[Entries with figure data]
-- -- --

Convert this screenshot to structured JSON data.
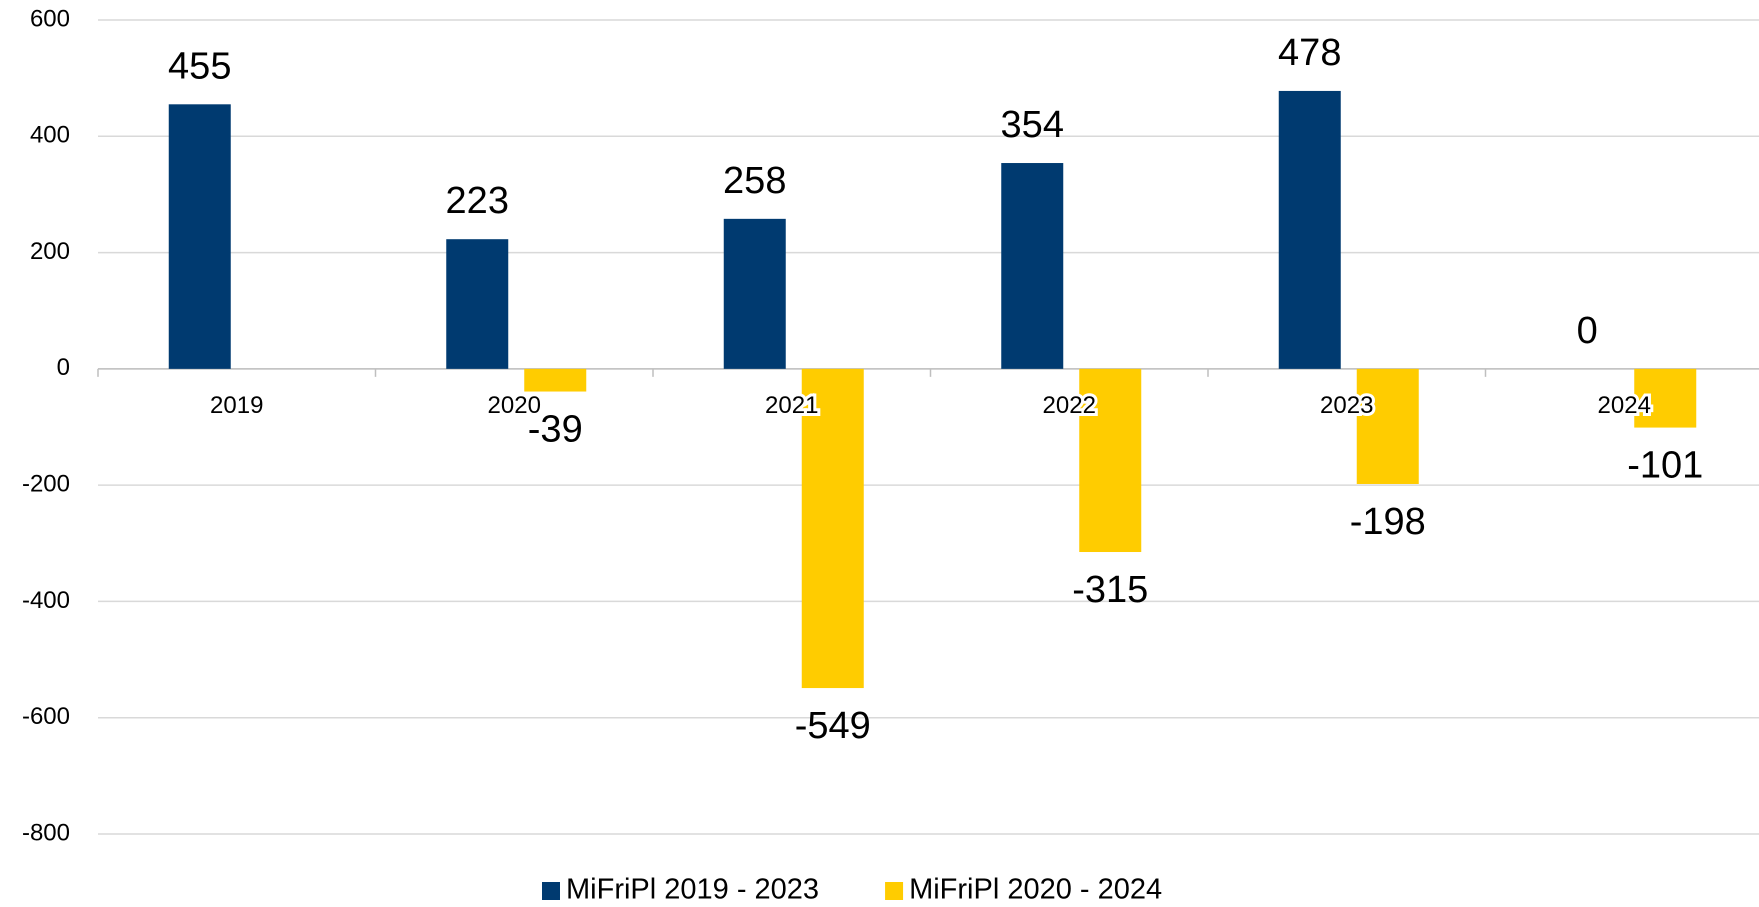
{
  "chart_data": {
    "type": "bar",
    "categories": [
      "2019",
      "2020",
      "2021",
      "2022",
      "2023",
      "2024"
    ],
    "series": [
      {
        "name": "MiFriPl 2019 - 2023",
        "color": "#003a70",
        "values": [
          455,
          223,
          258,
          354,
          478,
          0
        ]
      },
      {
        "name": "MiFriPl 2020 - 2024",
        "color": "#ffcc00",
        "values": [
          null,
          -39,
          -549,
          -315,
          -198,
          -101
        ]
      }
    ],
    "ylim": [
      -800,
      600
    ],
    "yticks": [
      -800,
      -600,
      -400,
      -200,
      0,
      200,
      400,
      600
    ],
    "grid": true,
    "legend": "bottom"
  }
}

-- -- --

### What to produce
Print all the records again exactly; do not include any picture.

### Reply to the exercise
Convert this screenshot to structured JSON data.
{
  "chart_data": {
    "type": "bar",
    "categories": [
      "2019",
      "2020",
      "2021",
      "2022",
      "2023",
      "2024"
    ],
    "series": [
      {
        "name": "MiFriPl 2019 - 2023",
        "color": "#003a70",
        "values": [
          455,
          223,
          258,
          354,
          478,
          0
        ]
      },
      {
        "name": "MiFriPl 2020 - 2024",
        "color": "#ffcc00",
        "values": [
          null,
          -39,
          -549,
          -315,
          -198,
          -101
        ]
      }
    ],
    "ylim": [
      -800,
      600
    ],
    "yticks": [
      -800,
      -600,
      -400,
      -200,
      0,
      200,
      400,
      600
    ],
    "grid": true,
    "legend": "bottom"
  }
}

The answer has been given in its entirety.